§ **To be done**:
Pull out every line below that holds the word "subtitle".
* BEGIN Listed records *
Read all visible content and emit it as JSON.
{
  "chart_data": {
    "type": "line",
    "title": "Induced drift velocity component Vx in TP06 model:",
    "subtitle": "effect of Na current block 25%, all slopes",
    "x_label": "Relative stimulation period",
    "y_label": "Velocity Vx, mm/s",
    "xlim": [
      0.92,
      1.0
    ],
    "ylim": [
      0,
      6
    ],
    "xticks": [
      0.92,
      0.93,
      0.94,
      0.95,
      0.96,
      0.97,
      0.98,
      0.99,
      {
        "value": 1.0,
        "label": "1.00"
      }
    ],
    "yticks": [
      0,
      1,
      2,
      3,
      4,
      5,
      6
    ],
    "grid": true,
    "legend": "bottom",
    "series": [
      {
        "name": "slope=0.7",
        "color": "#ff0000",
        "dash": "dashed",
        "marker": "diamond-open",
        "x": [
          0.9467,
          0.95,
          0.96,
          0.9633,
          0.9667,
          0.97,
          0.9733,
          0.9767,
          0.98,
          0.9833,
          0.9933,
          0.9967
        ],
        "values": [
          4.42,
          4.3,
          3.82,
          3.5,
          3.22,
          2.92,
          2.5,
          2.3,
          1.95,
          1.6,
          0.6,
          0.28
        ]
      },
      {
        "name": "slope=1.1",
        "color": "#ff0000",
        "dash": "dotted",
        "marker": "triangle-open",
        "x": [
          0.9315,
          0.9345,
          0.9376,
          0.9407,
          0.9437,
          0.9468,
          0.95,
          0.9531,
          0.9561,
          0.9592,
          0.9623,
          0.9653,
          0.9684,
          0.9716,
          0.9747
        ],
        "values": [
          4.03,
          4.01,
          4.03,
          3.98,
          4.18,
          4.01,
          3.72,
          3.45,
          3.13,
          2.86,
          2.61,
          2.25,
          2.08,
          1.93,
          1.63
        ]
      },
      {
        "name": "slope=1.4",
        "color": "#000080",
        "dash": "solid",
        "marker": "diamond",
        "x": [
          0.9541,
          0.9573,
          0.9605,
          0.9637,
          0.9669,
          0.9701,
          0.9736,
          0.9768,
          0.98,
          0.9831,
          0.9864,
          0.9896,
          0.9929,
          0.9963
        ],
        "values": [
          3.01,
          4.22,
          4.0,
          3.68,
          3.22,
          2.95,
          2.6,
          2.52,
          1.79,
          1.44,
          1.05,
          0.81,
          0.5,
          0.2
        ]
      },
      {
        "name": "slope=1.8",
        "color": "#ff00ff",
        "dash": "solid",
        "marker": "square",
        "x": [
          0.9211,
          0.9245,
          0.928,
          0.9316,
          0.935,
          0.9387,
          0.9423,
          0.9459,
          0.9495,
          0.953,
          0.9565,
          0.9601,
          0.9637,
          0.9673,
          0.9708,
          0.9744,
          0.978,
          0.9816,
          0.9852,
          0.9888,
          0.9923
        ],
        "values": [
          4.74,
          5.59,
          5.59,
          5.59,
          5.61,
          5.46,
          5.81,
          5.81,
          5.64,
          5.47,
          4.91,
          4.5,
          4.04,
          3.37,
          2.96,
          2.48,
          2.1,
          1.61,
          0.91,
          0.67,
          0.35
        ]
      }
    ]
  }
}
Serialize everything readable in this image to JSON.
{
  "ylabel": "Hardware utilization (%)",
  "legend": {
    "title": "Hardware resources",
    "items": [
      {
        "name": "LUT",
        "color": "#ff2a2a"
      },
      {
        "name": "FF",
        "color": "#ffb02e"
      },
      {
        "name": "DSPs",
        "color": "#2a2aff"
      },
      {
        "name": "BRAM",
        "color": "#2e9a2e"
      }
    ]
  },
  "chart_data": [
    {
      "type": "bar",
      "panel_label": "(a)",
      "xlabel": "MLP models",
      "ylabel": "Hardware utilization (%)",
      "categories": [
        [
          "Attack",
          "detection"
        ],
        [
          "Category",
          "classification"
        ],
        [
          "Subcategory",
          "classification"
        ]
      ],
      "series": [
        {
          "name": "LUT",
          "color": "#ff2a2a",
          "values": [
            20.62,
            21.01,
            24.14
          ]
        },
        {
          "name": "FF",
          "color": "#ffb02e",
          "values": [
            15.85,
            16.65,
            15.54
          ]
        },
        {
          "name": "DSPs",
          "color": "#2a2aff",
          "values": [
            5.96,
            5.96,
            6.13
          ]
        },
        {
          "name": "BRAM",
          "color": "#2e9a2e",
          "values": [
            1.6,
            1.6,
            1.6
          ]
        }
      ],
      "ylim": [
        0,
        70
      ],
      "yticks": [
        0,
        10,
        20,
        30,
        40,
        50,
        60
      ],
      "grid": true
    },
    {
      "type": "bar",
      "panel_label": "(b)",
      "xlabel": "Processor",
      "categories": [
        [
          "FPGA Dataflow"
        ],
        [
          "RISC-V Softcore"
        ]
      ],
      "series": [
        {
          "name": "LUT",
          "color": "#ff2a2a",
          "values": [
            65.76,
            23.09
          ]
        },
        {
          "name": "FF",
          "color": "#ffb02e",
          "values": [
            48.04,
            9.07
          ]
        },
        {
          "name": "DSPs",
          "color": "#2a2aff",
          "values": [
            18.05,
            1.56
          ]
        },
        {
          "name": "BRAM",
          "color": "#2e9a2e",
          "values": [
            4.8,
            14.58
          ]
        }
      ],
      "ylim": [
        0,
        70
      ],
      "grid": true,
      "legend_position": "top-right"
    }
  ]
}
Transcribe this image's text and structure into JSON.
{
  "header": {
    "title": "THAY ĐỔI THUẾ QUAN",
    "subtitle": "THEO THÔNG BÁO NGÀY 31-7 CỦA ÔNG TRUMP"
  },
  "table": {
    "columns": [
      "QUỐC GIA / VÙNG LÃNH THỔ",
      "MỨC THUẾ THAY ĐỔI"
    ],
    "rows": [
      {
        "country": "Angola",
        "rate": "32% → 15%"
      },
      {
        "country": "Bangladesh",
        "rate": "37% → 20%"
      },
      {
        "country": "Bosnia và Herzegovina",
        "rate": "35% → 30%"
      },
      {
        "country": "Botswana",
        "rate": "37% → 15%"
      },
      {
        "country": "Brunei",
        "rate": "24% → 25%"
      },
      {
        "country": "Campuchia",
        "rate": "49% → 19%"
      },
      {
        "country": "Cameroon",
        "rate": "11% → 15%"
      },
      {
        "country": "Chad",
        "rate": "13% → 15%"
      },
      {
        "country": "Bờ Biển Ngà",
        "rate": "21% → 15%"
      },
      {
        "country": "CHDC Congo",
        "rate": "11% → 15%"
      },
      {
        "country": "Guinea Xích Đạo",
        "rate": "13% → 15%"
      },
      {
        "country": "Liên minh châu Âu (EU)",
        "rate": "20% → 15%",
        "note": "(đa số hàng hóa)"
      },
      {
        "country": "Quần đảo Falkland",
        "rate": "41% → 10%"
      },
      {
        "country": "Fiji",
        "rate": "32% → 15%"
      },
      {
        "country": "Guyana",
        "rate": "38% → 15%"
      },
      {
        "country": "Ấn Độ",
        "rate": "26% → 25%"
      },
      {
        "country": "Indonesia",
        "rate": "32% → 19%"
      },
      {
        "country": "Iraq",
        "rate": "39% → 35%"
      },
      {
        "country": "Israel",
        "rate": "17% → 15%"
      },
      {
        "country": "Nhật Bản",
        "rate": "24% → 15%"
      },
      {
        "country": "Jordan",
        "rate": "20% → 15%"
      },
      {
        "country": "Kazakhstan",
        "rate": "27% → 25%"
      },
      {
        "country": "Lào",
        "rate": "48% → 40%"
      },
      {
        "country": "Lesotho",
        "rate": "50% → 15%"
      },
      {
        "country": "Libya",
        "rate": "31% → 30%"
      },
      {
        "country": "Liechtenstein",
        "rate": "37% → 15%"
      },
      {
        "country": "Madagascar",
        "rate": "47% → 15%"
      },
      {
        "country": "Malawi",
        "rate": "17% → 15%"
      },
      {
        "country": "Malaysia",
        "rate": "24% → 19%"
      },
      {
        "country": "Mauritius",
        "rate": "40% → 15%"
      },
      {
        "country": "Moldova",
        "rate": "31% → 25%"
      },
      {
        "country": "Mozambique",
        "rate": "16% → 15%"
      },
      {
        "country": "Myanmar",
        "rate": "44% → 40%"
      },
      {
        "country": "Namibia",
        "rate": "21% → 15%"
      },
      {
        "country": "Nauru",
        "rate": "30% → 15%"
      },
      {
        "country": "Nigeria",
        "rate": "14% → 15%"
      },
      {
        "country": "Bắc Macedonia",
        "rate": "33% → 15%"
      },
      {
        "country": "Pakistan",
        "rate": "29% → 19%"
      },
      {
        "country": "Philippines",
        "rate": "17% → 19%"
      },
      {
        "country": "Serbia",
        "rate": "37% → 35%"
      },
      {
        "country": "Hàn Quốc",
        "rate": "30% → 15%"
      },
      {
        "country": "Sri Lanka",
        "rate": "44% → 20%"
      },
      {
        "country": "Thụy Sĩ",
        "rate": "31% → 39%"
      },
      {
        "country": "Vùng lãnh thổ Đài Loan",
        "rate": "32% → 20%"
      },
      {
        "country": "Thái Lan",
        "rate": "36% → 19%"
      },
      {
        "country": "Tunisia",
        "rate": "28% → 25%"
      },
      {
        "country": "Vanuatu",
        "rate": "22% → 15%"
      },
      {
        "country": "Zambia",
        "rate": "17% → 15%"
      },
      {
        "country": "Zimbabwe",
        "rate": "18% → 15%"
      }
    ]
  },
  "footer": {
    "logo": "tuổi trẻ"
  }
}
* END Listed records *
§ **Answer to the exercise**:
    "subtitle": "effect of Na current block 25%, all slopes",
    "subtitle": "THEO THÔNG BÁO NGÀY 31-7 CỦA ÔNG TRUMP"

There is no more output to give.